= MATERIAL PROVIDED =
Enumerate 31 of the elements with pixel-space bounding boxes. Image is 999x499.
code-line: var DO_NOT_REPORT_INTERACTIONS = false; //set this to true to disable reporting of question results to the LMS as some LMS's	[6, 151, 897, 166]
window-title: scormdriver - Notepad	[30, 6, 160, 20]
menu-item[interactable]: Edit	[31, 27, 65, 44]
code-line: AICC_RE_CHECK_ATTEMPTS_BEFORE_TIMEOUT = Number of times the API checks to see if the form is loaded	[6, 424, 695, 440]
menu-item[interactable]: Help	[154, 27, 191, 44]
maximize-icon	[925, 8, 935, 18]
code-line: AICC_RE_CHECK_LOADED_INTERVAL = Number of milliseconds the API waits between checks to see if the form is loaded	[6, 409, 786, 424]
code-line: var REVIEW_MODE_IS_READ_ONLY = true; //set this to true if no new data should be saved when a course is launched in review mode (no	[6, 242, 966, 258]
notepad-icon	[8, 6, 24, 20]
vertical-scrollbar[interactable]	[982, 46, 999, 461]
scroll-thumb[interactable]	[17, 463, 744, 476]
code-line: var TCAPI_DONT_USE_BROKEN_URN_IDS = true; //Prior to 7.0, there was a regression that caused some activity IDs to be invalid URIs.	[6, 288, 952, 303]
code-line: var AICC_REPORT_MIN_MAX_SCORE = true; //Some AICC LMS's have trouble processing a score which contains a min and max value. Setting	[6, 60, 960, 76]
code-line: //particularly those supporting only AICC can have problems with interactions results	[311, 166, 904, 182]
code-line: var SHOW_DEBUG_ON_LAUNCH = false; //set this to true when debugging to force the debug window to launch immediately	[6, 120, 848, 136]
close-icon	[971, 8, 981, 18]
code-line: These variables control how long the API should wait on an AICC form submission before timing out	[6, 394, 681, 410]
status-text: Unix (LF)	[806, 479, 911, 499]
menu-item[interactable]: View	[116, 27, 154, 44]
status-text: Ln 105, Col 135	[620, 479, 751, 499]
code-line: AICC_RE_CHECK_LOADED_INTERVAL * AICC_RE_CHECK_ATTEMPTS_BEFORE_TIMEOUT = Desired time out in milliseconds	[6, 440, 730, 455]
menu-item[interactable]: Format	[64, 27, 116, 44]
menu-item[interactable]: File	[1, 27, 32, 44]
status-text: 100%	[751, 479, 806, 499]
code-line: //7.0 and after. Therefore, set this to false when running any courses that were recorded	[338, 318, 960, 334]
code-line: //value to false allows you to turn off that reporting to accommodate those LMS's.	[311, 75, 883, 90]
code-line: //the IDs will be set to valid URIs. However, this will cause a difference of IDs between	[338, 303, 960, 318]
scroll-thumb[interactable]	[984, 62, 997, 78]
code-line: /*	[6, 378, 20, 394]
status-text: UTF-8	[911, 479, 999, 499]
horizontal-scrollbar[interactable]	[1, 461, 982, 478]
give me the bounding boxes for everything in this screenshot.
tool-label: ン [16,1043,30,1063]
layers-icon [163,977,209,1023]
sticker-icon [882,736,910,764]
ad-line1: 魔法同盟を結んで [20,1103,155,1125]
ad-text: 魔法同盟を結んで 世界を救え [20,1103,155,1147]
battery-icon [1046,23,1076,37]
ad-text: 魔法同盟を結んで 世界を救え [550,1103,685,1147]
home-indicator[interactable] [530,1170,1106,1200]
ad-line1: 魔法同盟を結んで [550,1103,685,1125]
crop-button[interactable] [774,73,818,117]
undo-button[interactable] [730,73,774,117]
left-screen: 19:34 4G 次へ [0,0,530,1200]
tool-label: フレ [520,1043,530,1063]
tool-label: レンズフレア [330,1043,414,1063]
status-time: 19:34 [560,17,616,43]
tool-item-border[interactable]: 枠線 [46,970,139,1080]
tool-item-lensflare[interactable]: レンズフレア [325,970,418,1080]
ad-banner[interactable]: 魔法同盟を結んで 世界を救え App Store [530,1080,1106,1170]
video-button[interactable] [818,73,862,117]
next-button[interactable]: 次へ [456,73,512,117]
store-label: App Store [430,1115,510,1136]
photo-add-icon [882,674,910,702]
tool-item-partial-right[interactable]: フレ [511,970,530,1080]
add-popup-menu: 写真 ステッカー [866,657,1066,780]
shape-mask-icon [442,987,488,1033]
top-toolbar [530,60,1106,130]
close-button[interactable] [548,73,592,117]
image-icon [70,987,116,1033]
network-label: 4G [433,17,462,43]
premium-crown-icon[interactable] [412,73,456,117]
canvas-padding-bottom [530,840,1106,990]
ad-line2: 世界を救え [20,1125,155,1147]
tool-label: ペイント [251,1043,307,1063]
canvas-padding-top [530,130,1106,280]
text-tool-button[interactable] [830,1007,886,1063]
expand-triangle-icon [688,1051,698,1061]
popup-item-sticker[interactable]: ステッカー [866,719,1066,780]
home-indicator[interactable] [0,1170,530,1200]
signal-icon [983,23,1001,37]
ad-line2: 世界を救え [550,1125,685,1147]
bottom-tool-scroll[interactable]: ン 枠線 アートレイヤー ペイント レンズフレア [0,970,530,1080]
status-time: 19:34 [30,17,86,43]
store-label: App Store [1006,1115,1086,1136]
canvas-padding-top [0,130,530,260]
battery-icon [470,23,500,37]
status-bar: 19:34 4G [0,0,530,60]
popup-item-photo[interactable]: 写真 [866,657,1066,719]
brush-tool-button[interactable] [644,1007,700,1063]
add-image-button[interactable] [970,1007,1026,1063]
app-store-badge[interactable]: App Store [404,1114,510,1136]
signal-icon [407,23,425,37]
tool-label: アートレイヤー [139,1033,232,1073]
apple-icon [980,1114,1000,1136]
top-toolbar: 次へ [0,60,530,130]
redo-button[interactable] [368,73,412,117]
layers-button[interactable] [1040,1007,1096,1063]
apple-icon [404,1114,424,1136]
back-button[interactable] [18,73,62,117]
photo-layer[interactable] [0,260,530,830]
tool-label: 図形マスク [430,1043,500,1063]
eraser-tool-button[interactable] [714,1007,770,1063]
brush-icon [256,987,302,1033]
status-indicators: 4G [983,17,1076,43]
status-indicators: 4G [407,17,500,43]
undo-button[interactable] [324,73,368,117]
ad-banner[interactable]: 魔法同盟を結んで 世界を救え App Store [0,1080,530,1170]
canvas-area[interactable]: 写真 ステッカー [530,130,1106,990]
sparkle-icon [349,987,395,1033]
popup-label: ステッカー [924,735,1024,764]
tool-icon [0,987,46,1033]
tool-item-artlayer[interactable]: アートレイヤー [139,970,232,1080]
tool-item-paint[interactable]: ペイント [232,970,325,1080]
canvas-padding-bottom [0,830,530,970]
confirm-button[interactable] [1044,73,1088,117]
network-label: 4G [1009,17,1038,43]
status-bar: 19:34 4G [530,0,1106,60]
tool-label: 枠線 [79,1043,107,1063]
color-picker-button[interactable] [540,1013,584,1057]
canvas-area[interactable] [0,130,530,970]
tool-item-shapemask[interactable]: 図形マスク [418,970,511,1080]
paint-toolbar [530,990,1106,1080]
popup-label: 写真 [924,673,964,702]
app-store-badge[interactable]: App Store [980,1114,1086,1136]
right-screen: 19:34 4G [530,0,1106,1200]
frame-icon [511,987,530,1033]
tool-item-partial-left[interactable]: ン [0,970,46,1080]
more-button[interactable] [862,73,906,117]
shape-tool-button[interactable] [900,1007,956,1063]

= YOUR GOAL =
Print the entries verbatim, starting at the first line and ending at the line containing "27, 65, 44]".

= RESPONSE TO THIS TASK =
Enumerate 31 of the elements with pixel-space bounding boxes. Image is 999x499.
code-line: var DO_NOT_REPORT_INTERACTIONS = false; //set this to true to disable reporting of question results to the LMS as some LMS's	[6, 151, 897, 166]
window-title: scormdriver - Notepad	[30, 6, 160, 20]
menu-item[interactable]: Edit	[31, 27, 65, 44]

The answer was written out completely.